▶ _Given instruction_
Write out every record in full, exactly as written, please.

* begin Extracted records *

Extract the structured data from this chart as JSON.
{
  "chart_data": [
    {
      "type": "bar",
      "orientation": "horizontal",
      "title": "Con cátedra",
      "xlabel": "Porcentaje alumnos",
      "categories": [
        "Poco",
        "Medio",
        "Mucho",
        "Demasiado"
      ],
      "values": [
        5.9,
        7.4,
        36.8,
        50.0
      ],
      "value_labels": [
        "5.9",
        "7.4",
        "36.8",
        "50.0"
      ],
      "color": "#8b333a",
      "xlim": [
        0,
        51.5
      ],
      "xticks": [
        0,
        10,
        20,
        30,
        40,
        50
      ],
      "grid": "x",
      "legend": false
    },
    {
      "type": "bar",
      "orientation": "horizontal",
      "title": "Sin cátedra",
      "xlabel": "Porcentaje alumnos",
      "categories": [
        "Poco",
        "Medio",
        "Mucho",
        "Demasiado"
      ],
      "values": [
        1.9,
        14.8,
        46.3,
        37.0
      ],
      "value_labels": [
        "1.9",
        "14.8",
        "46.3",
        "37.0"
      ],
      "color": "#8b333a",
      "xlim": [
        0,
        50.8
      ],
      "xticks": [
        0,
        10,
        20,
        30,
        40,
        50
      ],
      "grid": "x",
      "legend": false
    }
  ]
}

* end Extracted records *

▶ _Task output_
Extract the structured data from this chart as JSON.
{
  "chart_data": [
    {
      "type": "bar",
      "orientation": "horizontal",
      "title": "Con cátedra",
      "xlabel": "Porcentaje alumnos",
      "categories": [
        "Poco",
        "Medio",
        "Mucho",
        "Demasiado"
      ],
      "values": [
        5.9,
        7.4,
        36.8,
        50.0
      ],
      "value_labels": [
        "5.9",
        "7.4",
        "36.8",
        "50.0"
      ],
      "color": "#8b333a",
      "xlim": [
        0,
        51.5
      ],
      "xticks": [
        0,
        10,
        20,
        30,
        40,
        50
      ],
      "grid": "x",
      "legend": false
    },
    {
      "type": "bar",
      "orientation": "horizontal",
      "title": "Sin cátedra",
      "xlabel": "Porcentaje alumnos",
      "categories": [
        "Poco",
        "Medio",
        "Mucho",
        "Demasiado"
      ],
      "values": [
        1.9,
        14.8,
        46.3,
        37.0
      ],
      "value_labels": [
        "1.9",
        "14.8",
        "46.3",
        "37.0"
      ],
      "color": "#8b333a",
      "xlim": [
        0,
        50.8
      ],
      "xticks": [
        0,
        10,
        20,
        30,
        40,
        50
      ],
      "grid": "x",
      "legend": false
    }
  ]
}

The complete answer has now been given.